* _YOUR INSTRUCTIONS_
Report all lines holding "xlabel".

* _DATA FOR PROCESSING_
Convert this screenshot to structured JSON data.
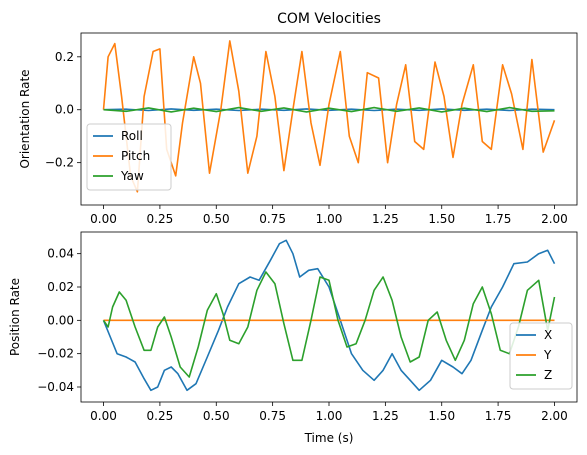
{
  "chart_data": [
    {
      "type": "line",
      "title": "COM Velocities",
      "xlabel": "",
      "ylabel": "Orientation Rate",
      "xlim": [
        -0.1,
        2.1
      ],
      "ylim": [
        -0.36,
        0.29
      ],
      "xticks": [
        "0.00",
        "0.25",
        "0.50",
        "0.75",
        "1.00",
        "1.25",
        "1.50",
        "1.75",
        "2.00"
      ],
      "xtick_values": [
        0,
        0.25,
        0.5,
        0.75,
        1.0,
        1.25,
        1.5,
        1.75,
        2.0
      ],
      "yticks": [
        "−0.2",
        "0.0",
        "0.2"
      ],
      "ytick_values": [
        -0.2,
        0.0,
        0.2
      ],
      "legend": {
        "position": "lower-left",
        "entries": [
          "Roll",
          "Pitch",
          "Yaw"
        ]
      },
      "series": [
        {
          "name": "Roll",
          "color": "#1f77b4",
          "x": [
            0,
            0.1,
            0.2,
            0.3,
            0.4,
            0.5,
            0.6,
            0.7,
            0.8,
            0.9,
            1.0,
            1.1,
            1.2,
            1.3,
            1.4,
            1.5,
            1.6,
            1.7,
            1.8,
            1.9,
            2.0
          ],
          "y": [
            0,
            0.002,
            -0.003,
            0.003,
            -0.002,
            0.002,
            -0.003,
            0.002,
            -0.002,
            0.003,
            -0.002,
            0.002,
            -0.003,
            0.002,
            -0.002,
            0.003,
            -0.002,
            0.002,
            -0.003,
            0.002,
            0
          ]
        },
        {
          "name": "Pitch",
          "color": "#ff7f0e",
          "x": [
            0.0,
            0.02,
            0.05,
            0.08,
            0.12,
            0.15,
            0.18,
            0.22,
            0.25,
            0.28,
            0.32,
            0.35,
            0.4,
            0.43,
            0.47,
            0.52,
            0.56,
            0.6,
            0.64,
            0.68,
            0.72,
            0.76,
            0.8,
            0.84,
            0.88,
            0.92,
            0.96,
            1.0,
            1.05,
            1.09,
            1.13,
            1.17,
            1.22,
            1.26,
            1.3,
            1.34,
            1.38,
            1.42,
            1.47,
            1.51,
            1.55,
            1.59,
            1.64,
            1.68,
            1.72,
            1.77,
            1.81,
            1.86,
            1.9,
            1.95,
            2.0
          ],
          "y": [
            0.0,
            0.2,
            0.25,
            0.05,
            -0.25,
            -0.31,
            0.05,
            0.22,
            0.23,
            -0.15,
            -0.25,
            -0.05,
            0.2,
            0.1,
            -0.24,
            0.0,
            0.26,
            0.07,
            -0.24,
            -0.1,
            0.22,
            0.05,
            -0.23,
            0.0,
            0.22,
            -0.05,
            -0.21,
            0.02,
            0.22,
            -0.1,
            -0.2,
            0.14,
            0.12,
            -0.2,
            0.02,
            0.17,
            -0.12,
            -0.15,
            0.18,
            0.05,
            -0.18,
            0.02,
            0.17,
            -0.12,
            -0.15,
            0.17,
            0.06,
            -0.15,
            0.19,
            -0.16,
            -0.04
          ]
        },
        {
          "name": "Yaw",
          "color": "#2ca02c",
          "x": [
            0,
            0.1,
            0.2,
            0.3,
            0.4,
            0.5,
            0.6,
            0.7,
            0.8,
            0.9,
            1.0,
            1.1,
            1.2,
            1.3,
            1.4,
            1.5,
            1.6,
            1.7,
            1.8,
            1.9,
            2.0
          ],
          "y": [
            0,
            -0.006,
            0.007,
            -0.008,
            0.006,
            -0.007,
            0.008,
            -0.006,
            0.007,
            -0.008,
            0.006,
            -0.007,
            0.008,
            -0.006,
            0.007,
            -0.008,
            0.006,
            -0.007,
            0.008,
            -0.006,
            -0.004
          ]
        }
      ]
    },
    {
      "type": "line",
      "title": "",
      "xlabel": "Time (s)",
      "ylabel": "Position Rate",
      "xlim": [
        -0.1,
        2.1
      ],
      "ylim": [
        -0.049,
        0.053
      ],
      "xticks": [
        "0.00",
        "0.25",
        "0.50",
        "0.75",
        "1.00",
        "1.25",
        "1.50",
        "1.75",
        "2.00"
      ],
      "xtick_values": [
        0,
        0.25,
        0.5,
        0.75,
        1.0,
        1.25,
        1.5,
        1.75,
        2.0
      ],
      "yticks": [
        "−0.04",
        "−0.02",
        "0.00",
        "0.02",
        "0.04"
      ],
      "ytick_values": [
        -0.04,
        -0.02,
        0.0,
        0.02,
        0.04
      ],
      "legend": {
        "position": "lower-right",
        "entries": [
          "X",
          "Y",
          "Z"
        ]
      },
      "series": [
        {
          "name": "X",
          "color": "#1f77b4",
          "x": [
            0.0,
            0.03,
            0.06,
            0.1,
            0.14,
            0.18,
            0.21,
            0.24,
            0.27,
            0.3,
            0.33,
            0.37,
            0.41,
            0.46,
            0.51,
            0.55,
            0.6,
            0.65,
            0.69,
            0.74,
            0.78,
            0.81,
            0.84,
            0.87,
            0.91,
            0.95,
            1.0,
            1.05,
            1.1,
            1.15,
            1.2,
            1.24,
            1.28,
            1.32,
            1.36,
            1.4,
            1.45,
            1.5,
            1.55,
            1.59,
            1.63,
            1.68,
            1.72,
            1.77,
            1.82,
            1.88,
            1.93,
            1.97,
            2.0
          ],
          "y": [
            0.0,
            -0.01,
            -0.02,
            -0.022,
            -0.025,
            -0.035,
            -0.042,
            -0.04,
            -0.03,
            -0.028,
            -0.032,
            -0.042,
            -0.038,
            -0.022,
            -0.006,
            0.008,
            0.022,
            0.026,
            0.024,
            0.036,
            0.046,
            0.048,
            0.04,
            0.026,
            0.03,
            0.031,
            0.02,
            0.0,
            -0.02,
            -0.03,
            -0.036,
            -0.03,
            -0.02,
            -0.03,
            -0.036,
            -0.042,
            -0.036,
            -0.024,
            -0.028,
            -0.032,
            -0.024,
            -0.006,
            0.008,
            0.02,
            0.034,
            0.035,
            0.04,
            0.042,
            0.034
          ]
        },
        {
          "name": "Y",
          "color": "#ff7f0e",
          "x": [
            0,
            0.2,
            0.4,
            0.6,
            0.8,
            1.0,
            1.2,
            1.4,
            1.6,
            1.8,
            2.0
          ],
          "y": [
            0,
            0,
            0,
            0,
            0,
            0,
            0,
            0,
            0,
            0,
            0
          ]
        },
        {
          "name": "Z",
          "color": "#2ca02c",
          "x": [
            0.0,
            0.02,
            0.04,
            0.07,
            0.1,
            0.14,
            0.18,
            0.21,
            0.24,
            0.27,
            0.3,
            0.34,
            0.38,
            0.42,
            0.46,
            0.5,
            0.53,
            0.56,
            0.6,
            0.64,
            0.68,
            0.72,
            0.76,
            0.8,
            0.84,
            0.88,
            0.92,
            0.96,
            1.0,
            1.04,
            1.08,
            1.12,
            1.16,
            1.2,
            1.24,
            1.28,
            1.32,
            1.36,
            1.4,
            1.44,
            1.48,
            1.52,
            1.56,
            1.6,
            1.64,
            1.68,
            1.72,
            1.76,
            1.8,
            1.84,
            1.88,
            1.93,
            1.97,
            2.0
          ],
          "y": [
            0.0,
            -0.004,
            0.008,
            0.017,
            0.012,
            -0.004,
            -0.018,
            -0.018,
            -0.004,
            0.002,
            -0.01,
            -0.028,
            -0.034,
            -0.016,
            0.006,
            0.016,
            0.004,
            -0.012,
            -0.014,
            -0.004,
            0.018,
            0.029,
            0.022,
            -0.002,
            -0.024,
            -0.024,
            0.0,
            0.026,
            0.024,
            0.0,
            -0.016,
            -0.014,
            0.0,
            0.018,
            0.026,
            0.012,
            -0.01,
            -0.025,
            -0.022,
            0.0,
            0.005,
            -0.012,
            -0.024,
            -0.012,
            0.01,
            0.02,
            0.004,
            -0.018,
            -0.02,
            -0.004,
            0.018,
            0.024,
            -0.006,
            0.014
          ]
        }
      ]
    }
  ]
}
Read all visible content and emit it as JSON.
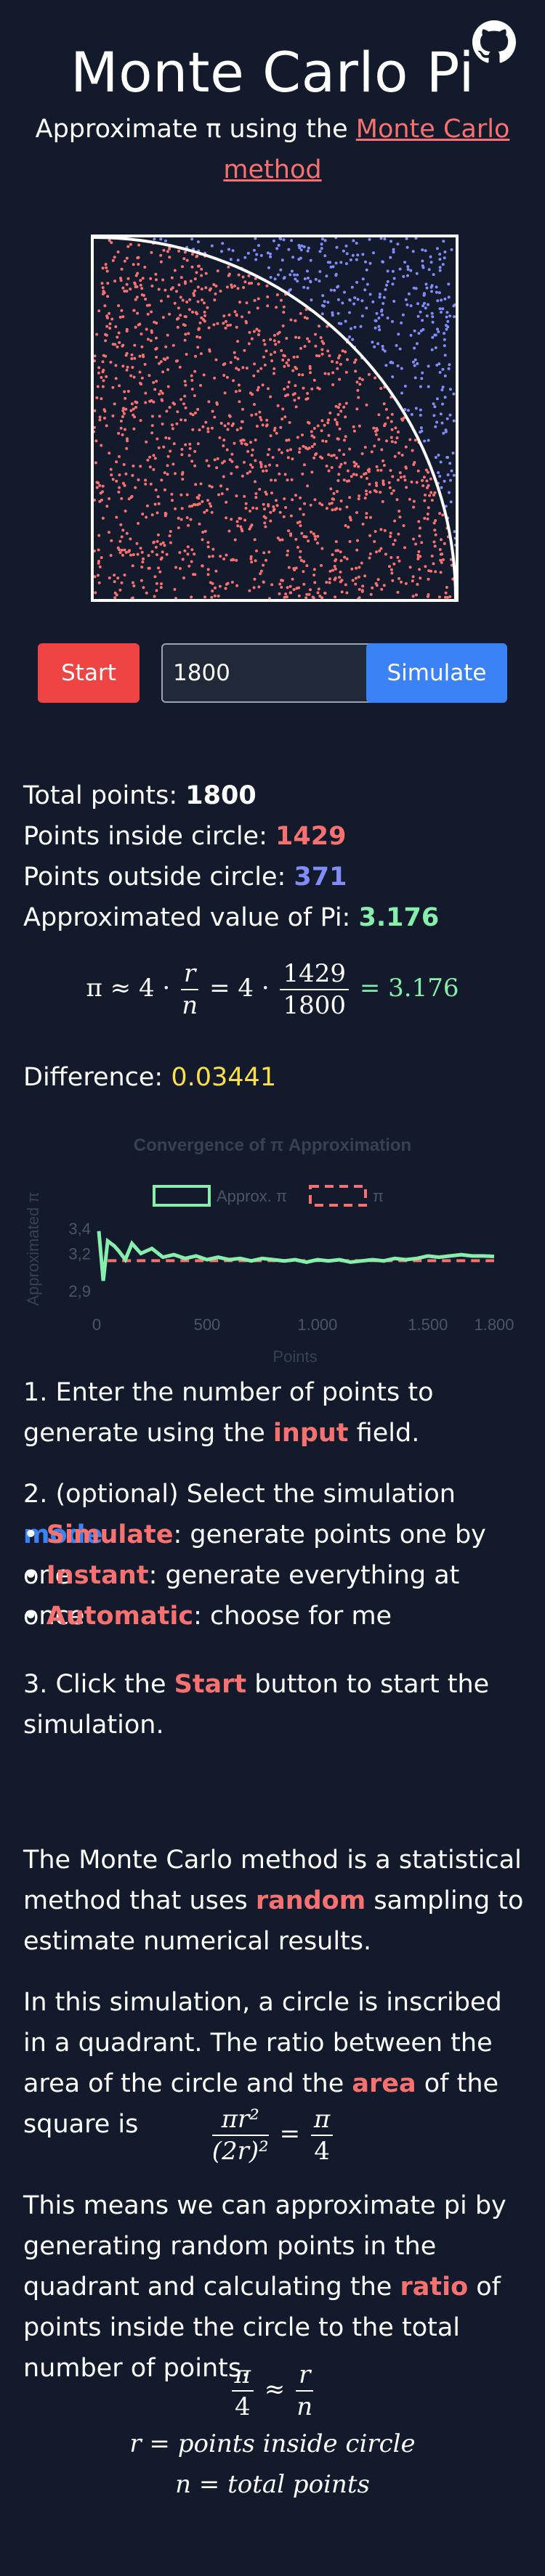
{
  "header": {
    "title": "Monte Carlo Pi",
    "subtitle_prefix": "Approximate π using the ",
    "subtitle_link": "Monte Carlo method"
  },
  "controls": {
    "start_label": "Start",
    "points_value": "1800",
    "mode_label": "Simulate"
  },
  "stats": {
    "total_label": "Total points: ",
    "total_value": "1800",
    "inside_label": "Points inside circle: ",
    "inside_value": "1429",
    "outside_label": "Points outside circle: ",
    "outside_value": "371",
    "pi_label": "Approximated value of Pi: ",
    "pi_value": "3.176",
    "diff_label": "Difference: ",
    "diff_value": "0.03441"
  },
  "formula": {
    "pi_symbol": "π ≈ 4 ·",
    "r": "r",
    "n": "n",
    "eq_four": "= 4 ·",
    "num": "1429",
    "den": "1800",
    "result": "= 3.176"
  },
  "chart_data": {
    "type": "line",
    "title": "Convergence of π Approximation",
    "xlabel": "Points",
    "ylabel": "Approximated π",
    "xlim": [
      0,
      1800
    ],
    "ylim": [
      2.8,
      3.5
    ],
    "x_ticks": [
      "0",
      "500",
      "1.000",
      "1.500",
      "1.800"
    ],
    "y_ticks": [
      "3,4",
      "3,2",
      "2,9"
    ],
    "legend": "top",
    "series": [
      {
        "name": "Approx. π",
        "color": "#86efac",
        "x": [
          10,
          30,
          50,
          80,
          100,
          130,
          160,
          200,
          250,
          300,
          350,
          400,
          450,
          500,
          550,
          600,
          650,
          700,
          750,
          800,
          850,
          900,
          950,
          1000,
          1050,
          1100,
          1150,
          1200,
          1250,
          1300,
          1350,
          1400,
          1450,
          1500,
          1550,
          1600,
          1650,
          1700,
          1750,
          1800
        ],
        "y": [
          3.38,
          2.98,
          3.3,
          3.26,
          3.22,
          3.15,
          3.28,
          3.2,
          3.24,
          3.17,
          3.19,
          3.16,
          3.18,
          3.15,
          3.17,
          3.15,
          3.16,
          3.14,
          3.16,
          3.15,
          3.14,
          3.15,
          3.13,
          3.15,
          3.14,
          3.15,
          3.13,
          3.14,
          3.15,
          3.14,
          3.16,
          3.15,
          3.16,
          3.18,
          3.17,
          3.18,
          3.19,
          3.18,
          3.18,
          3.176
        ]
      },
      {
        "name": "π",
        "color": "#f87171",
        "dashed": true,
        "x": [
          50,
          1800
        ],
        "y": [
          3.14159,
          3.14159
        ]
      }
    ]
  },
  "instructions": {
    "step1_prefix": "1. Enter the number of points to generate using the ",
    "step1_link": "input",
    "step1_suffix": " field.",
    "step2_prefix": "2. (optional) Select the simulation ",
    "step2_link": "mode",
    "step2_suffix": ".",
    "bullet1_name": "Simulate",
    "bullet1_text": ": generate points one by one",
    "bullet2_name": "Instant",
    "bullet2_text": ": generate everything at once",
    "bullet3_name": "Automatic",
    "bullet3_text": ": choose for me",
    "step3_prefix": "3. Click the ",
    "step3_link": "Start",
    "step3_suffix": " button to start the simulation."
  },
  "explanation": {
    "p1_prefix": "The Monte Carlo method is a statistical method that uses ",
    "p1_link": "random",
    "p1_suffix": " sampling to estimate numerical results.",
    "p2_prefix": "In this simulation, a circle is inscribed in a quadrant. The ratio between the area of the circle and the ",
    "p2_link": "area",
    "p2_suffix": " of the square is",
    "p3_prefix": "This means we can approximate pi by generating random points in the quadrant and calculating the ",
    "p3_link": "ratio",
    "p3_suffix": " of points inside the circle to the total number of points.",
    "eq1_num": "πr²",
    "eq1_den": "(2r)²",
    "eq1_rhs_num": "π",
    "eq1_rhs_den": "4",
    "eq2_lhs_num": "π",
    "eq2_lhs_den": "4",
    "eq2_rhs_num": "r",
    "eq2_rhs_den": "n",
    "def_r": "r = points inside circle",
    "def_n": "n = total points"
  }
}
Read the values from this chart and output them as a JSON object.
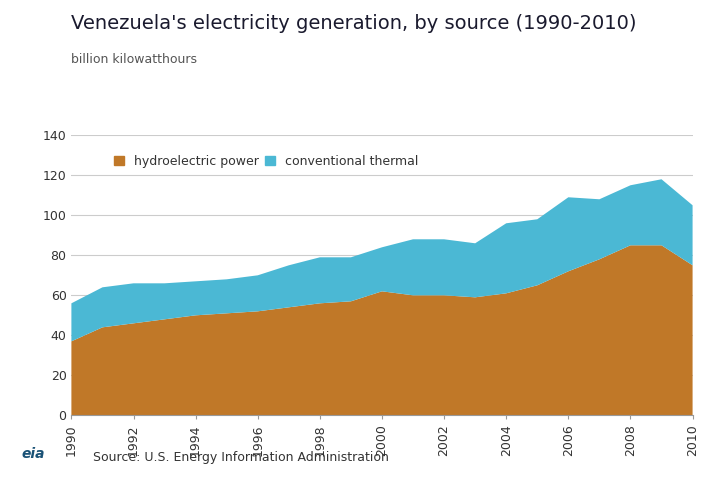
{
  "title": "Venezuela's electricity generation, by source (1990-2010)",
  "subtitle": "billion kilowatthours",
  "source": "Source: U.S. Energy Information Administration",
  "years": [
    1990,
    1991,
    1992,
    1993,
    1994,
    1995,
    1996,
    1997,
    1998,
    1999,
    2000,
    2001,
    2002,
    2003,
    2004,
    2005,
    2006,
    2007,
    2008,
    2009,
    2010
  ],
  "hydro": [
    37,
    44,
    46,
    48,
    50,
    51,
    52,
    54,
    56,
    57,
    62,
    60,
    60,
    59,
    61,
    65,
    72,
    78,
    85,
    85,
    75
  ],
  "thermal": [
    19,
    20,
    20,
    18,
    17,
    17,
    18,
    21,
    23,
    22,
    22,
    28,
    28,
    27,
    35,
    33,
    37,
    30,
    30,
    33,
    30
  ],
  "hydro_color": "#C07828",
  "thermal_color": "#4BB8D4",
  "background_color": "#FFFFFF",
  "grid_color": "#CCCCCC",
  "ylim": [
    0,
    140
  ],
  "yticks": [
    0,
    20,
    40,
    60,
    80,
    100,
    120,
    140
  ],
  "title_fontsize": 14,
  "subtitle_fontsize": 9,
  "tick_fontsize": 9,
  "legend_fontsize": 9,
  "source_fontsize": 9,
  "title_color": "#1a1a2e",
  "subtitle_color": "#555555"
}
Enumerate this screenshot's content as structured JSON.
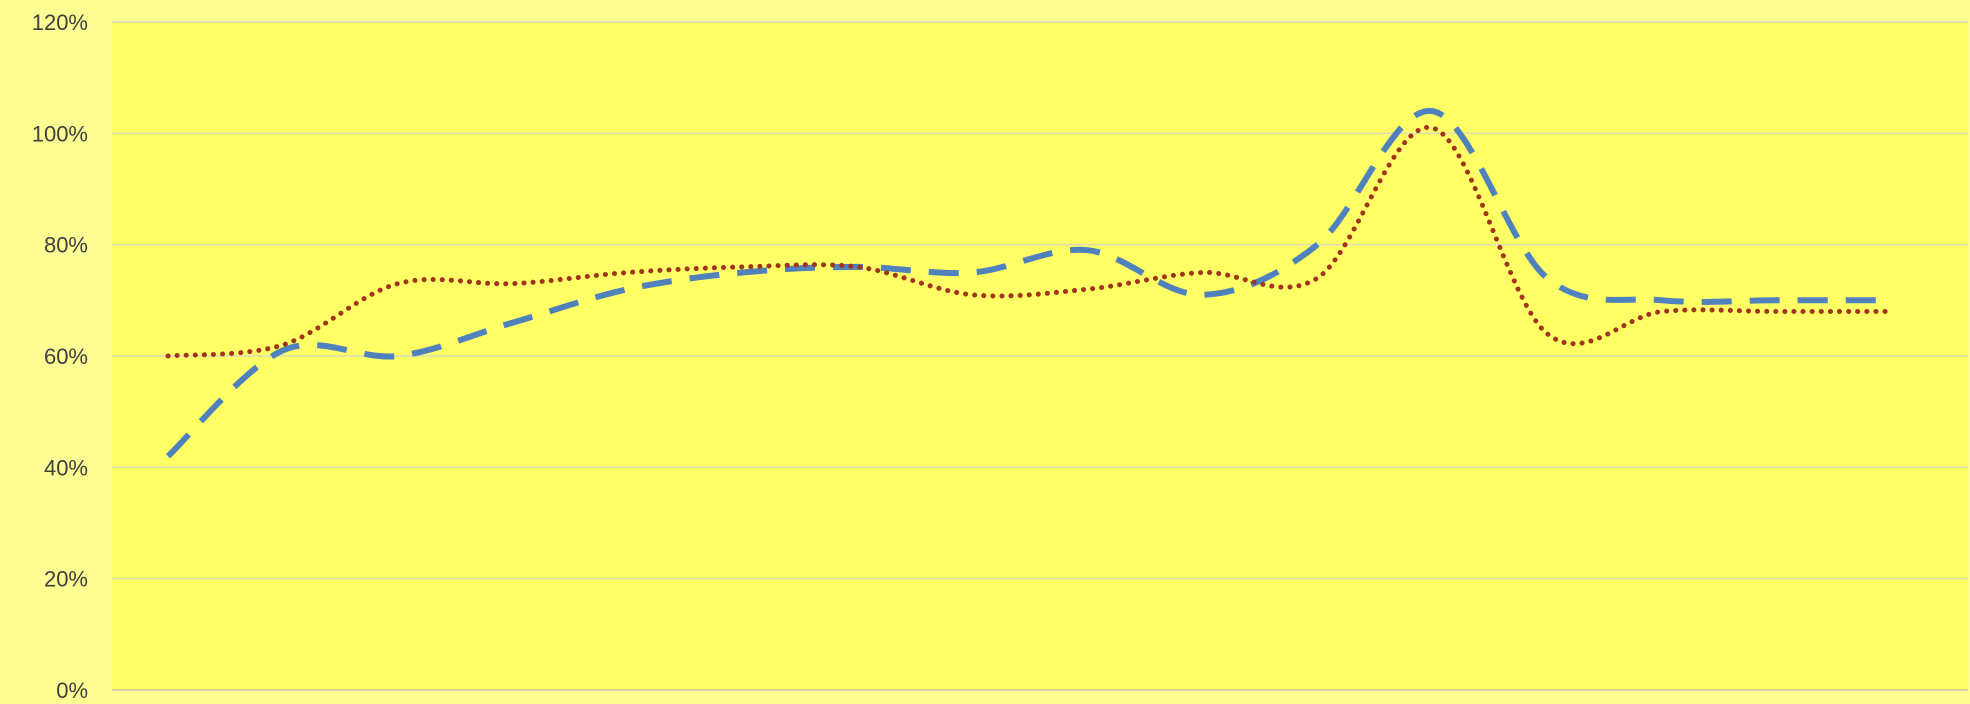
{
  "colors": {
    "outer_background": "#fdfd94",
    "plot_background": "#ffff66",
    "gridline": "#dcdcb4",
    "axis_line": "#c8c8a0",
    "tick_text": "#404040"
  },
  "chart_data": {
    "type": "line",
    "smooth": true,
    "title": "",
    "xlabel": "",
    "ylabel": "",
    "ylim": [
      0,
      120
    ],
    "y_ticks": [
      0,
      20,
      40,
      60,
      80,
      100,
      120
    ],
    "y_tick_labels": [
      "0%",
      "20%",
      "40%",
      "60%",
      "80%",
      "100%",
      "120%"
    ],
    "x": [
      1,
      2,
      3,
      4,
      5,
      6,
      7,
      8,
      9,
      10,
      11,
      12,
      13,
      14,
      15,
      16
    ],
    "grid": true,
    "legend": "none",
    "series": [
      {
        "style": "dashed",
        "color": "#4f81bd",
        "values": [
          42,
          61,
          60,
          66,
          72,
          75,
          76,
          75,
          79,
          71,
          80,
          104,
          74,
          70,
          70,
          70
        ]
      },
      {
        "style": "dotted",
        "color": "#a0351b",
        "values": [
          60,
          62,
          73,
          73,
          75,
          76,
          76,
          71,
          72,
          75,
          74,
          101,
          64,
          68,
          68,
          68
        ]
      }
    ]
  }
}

* _RESPONSE BELOW_
      "xlabel": "",
      "xlabel": "Time (s)",
    "xlabel": "Points",
    "xlabel": "",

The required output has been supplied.